- _Entries supplied_
* Start *

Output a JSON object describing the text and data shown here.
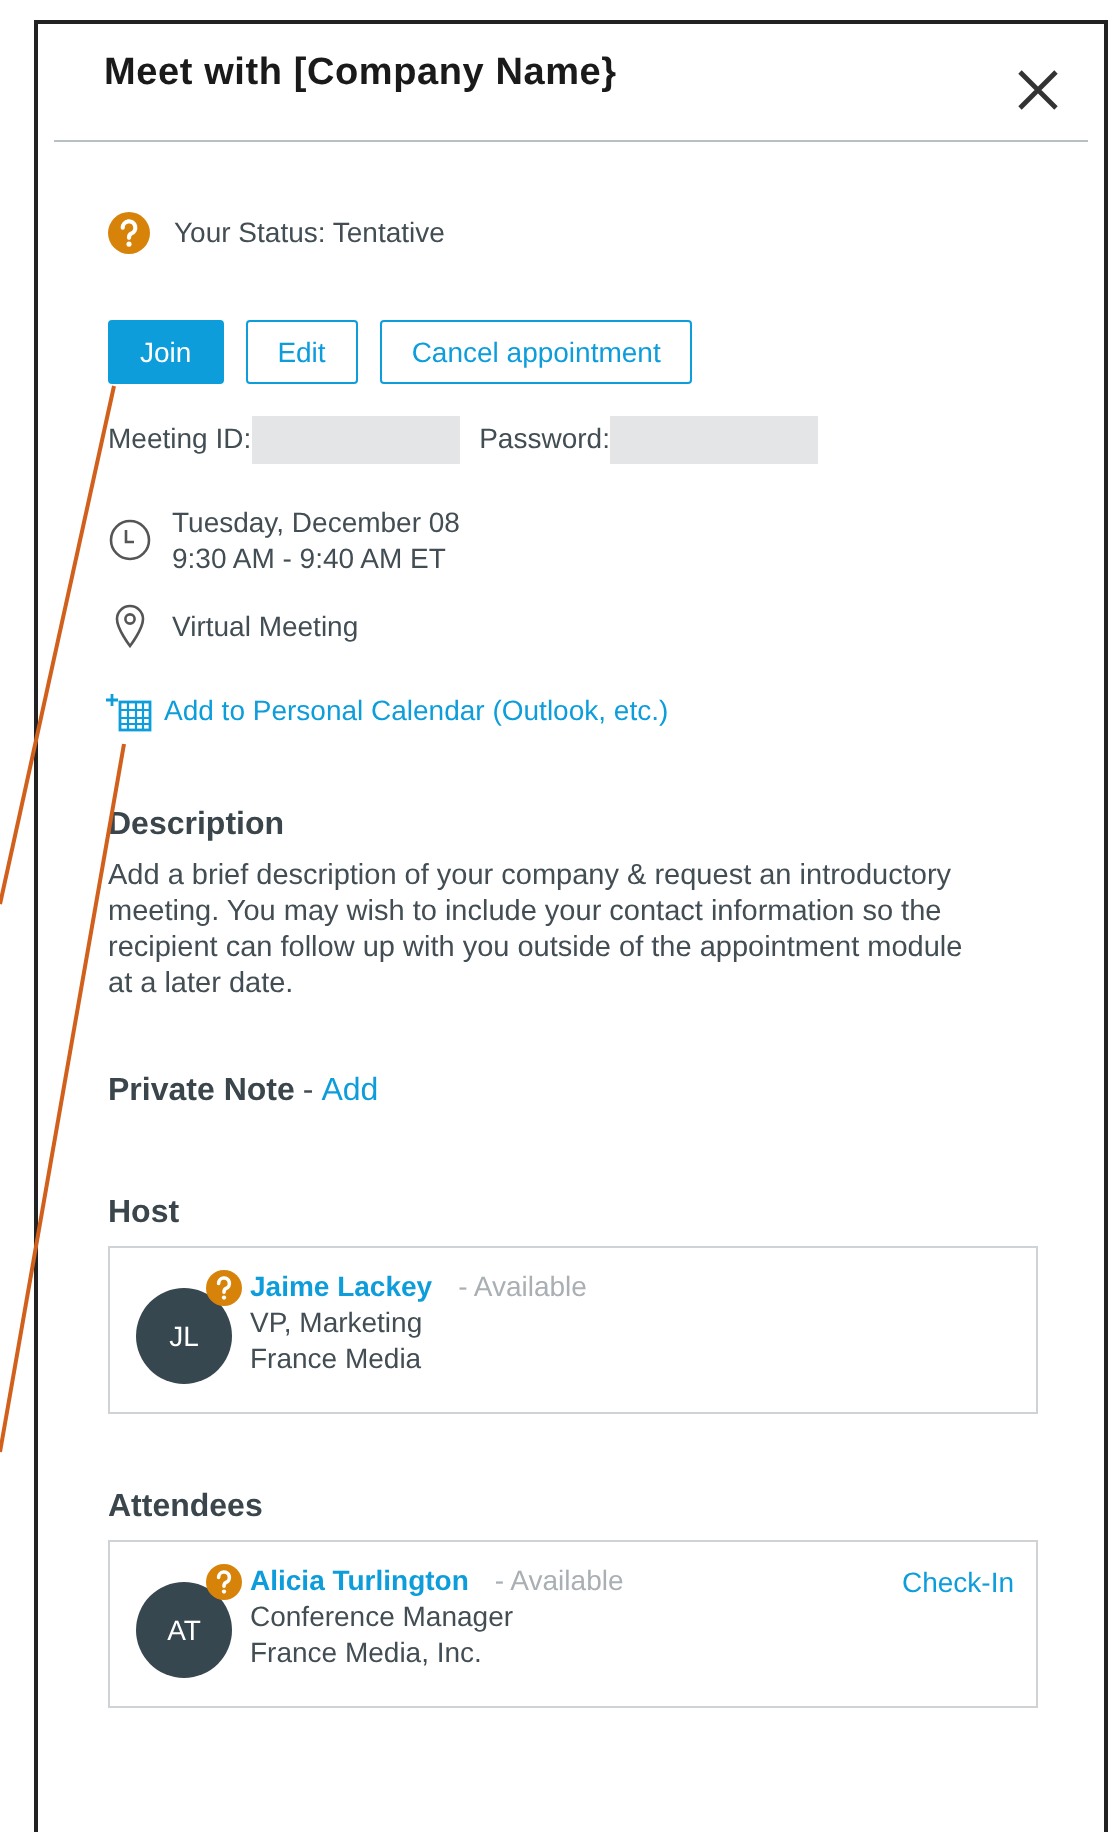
{
  "dialog": {
    "title": "Meet with [Company Name}"
  },
  "status": {
    "label": "Your Status: Tentative"
  },
  "buttons": [
    {
      "label": "Join",
      "kind": "primary"
    },
    {
      "label": "Edit",
      "kind": "outline"
    },
    {
      "label": "Cancel appointment",
      "kind": "outline"
    }
  ],
  "credentials": [
    {
      "label": "Meeting ID:"
    },
    {
      "label": "Password:"
    }
  ],
  "schedule": {
    "date": "Tuesday, December 08",
    "time": "9:30 AM - 9:40 AM ET"
  },
  "location": "Virtual Meeting",
  "calendar_link": "Add to Personal Calendar (Outlook, etc.)",
  "description": {
    "heading": "Description",
    "text": "Add a brief description of your company & request an introductory meeting. You may wish to include your contact information so the recipient can follow up with you outside of the appointment module at a later date."
  },
  "private_note": {
    "label": "Private Note",
    "separator": "-",
    "action": "Add"
  },
  "sections": [
    {
      "heading": "Host",
      "people": [
        {
          "initials": "JL",
          "name": "Jaime Lackey",
          "availability": "- Available",
          "title": "VP, Marketing",
          "company": "France Media"
        }
      ]
    },
    {
      "heading": "Attendees",
      "people": [
        {
          "initials": "AT",
          "name": "Alicia Turlington",
          "availability": "- Available",
          "title": "Conference Manager",
          "company": "France Media, Inc.",
          "action": "Check-In"
        }
      ]
    }
  ]
}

* End *

- _Your instructions_
Locate the word "label" in the records above, and return each line that has it.

- _Finished task_
    "label": "Your Status: Tentative"
      "label": "Join",
      "label": "Edit",
      "label": "Cancel appointment",
      "label": "Meeting ID:"
      "label": "Password:"
    "label": "Private Note",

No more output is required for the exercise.